GIVEN REQUEST → Copy out every line exactly, passing over the pictures.

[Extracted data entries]
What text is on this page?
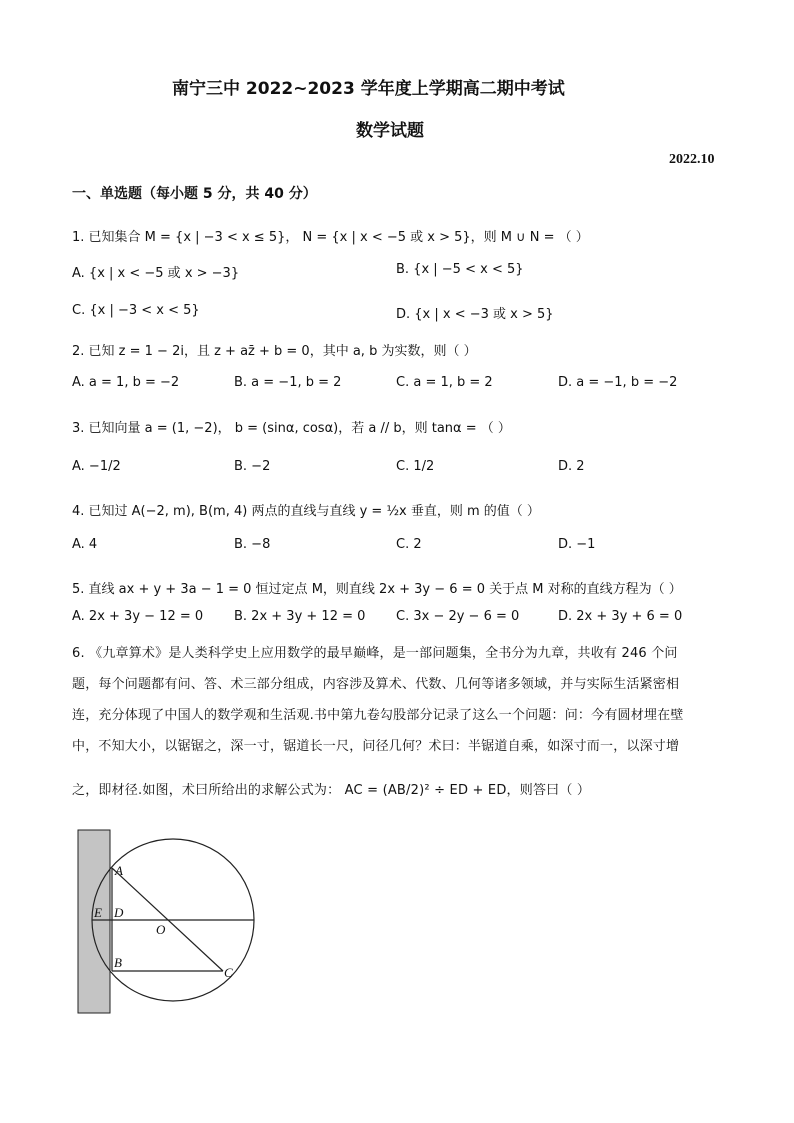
南宁三中 2022~2023 学年度上学期高二期中考试
数学试题
2022.10
一、单选题（每小题 5 分，共 40 分）
1. 已知集合 M = {x | −3 < x ≤ 5}， N = {x | x < −5 或 x > 5}，则 M ∪ N = （ ）
A. {x | x < −5 或 x > −3}	B. {x | −5 < x < 5}
C. {x | −3 < x < 5}	D. {x | x < −3 或 x > 5}
2. 已知 z = 1 − 2i，且 z + az̄ + b = 0，其中 a, b 为实数，则（ ）
A. a = 1, b = −2	B. a = −1, b = 2	C. a = 1, b = 2	D. a = −1, b = −2
3. 已知向量 a = (1, −2)， b = (sinα, cosα)，若 a // b，则 tanα = （ ）
A. −1/2	B. −2	C. 1/2	D. 2
4. 已知过 A(−2, m), B(m, 4) 两点的直线与直线 y = ½x 垂直，则 m 的值（ ）
A. 4	B. −8	C. 2	D. −1
5. 直线 ax + y + 3a − 1 = 0 恒过定点 M，则直线 2x + 3y − 6 = 0 关于点 M 对称的直线方程为（ ）
A. 2x + 3y − 12 = 0 B. 2x + 3y + 12 = 0 C. 3x − 2y − 6 = 0	D. 2x + 3y + 6 = 0
6. 《九章算术》是人类科学史上应用数学的最早巅峰，是一部问题集，全书分为九章，共收有 246 个问
题，每个问题都有问、答、术三部分组成，内容涉及算术、代数、几何等诸多领域，并与实际生活紧密相
连，充分体现了中国人的数学观和生活观.书中第九卷勾股部分记录了这么一个问题：问：今有圆材埋在壁
中，不知大小，以锯锯之，深一寸，锯道长一尺，问径几何？术曰：半锯道自乘，如深寸而一，以深寸增
之，即材径.如图，术曰所给出的求解公式为： AC = (AB/2)² ÷ ED + ED，则答曰（ ）
A
D
E
O
B
C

ANSWER TO THE PROBLEM →
What text is on this page?
南宁三中 2022~2023 学年度上学期高二期中考试
数学试题
2022.10
一、单选题（每小题 5 分，共 40 分）
1. 已知集合 M = {x | −3 < x ≤ 5}， N = {x | x < −5 或 x > 5}，则 M ∪ N = （ ）
A. {x | x < −5 或 x > −3}	B. {x | −5 < x < 5}
C. {x | −3 < x < 5}	D. {x | x < −3 或 x > 5}
2. 已知 z = 1 − 2i，且 z + az̄ + b = 0，其中 a, b 为实数，则（ ）
A. a = 1, b = −2	B. a = −1, b = 2	C. a = 1, b = 2	D. a = −1, b = −2
3. 已知向量 a = (1, −2)， b = (sinα, cosα)，若 a // b，则 tanα = （ ）
A. −1/2	B. −2	C. 1/2	D. 2
4. 已知过 A(−2, m), B(m, 4) 两点的直线与直线 y = ½x 垂直，则 m 的值（ ）
A. 4	B. −8	C. 2	D. −1
5. 直线 ax + y + 3a − 1 = 0 恒过定点 M，则直线 2x + 3y − 6 = 0 关于点 M 对称的直线方程为（ ）
A. 2x + 3y − 12 = 0 B. 2x + 3y + 12 = 0 C. 3x − 2y − 6 = 0	D. 2x + 3y + 6 = 0
6. 《九章算术》是人类科学史上应用数学的最早巅峰，是一部问题集，全书分为九章，共收有 246 个问
题，每个问题都有问、答、术三部分组成，内容涉及算术、代数、几何等诸多领域，并与实际生活紧密相
连，充分体现了中国人的数学观和生活观.书中第九卷勾股部分记录了这么一个问题：问：今有圆材埋在壁
中，不知大小，以锯锯之，深一寸，锯道长一尺，问径几何？术曰：半锯道自乘，如深寸而一，以深寸增
之，即材径.如图，术曰所给出的求解公式为： AC = (AB/2)² ÷ ED + ED，则答曰（ ）
A
D
E
O
B
C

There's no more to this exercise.